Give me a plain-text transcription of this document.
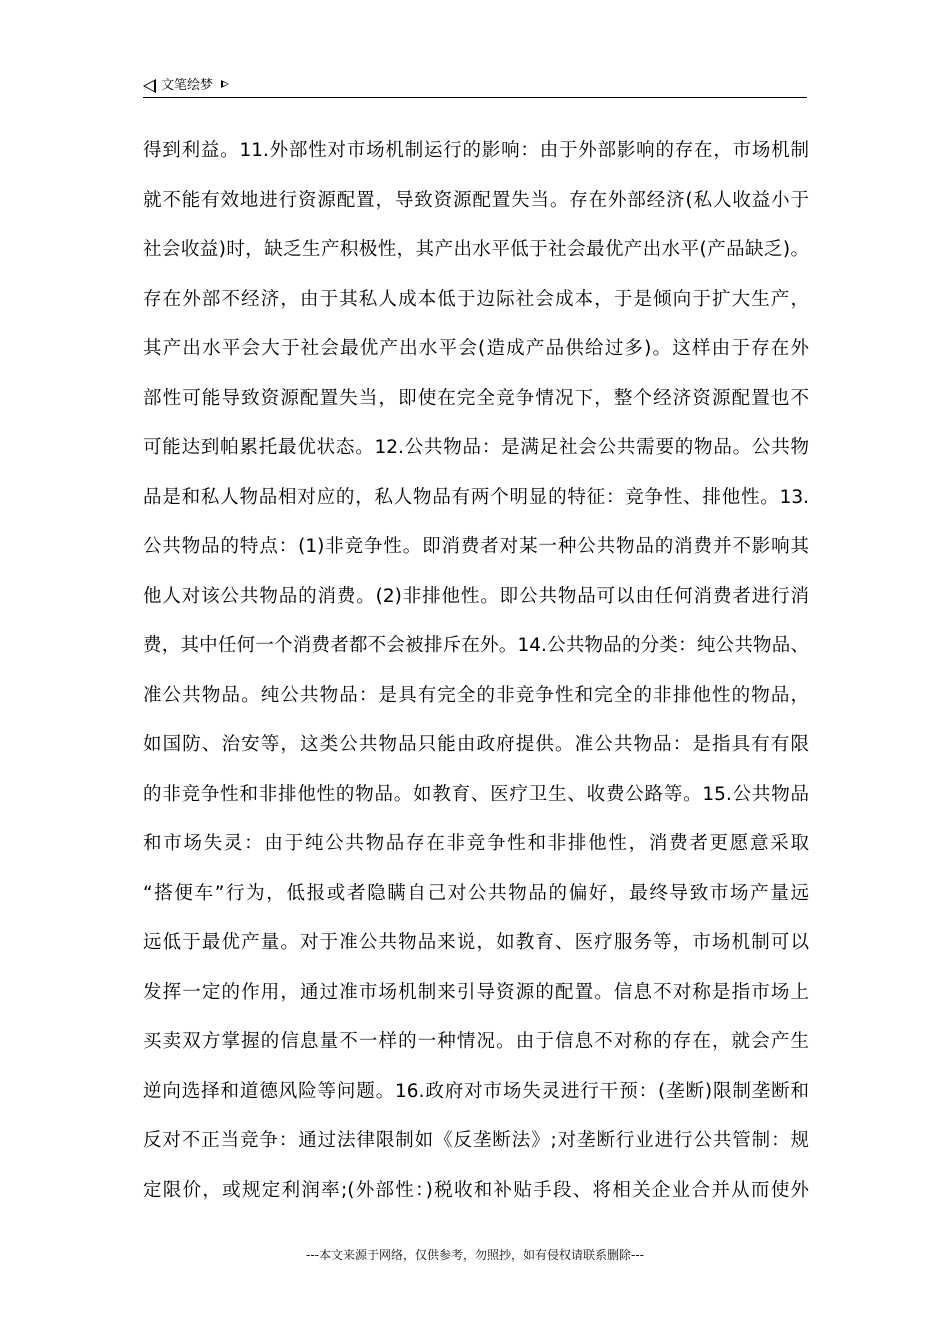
文笔绘梦
得到利益。11.外部性对市场机制运行的影响：由于外部影响的存在，市场机制
就不能有效地进行资源配置，导致资源配置失当。存在外部经济(私人收益小于
社会收益)时，缺乏生产积极性，其产出水平低于社会最优产出水平(产品缺乏)。
存在外部不经济，由于其私人成本低于边际社会成本，于是倾向于扩大生产，
其产出水平会大于社会最优产出水平会(造成产品供给过多)。这样由于存在外
部性可能导致资源配置失当，即使在完全竞争情况下，整个经济资源配置也不
可能达到帕累托最优状态。12.公共物品：是满足社会公共需要的物品。公共物
品是和私人物品相对应的，私人物品有两个明显的特征：竞争性、排他性。13.
公共物品的特点：(1)非竞争性。即消费者对某一种公共物品的消费并不影响其
他人对该公共物品的消费。(2)非排他性。即公共物品可以由任何消费者进行消
费，其中任何一个消费者都不会被排斥在外。14.公共物品的分类：纯公共物品、
准公共物品。纯公共物品：是具有完全的非竞争性和完全的非排他性的物品，
如国防、治安等，这类公共物品只能由政府提供。准公共物品：是指具有有限
的非竞争性和非排他性的物品。如教育、医疗卫生、收费公路等。15.公共物品
和市场失灵：由于纯公共物品存在非竞争性和非排他性，消费者更愿意采取
“搭便车”行为，低报或者隐瞒自己对公共物品的偏好，最终导致市场产量远
远低于最优产量。对于准公共物品来说，如教育、医疗服务等，市场机制可以
发挥一定的作用，通过准市场机制来引导资源的配置。信息不对称是指市场上
买卖双方掌握的信息量不一样的一种情况。由于信息不对称的存在，就会产生
逆向选择和道德风险等问题。16.政府对市场失灵进行干预：(垄断)限制垄断和
反对不正当竞争：通过法律限制如《反垄断法》;对垄断行业进行公共管制：规
定限价，或规定利润率;(外部性：)税收和补贴手段、将相关企业合并从而使外
---本文来源于网络，仅供参考，勿照抄，如有侵权请联系删除---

■ Task brief: Repeat the records above exactly, leaving out the pictures.

■ Right answer:
Give me a plain-text transcription of this document.
文笔绘梦
得到利益。11.外部性对市场机制运行的影响：由于外部影响的存在，市场机制
就不能有效地进行资源配置，导致资源配置失当。存在外部经济(私人收益小于
社会收益)时，缺乏生产积极性，其产出水平低于社会最优产出水平(产品缺乏)。
存在外部不经济，由于其私人成本低于边际社会成本，于是倾向于扩大生产，
其产出水平会大于社会最优产出水平会(造成产品供给过多)。这样由于存在外
部性可能导致资源配置失当，即使在完全竞争情况下，整个经济资源配置也不
可能达到帕累托最优状态。12.公共物品：是满足社会公共需要的物品。公共物
品是和私人物品相对应的，私人物品有两个明显的特征：竞争性、排他性。13.
公共物品的特点：(1)非竞争性。即消费者对某一种公共物品的消费并不影响其
他人对该公共物品的消费。(2)非排他性。即公共物品可以由任何消费者进行消
费，其中任何一个消费者都不会被排斥在外。14.公共物品的分类：纯公共物品、
准公共物品。纯公共物品：是具有完全的非竞争性和完全的非排他性的物品，
如国防、治安等，这类公共物品只能由政府提供。准公共物品：是指具有有限
的非竞争性和非排他性的物品。如教育、医疗卫生、收费公路等。15.公共物品
和市场失灵：由于纯公共物品存在非竞争性和非排他性，消费者更愿意采取
“搭便车”行为，低报或者隐瞒自己对公共物品的偏好，最终导致市场产量远
远低于最优产量。对于准公共物品来说，如教育、医疗服务等，市场机制可以
发挥一定的作用，通过准市场机制来引导资源的配置。信息不对称是指市场上
买卖双方掌握的信息量不一样的一种情况。由于信息不对称的存在，就会产生
逆向选择和道德风险等问题。16.政府对市场失灵进行干预：(垄断)限制垄断和
反对不正当竞争：通过法律限制如《反垄断法》;对垄断行业进行公共管制：规
定限价，或规定利润率;(外部性：)税收和补贴手段、将相关企业合并从而使外
---本文来源于网络，仅供参考，勿照抄，如有侵权请联系删除---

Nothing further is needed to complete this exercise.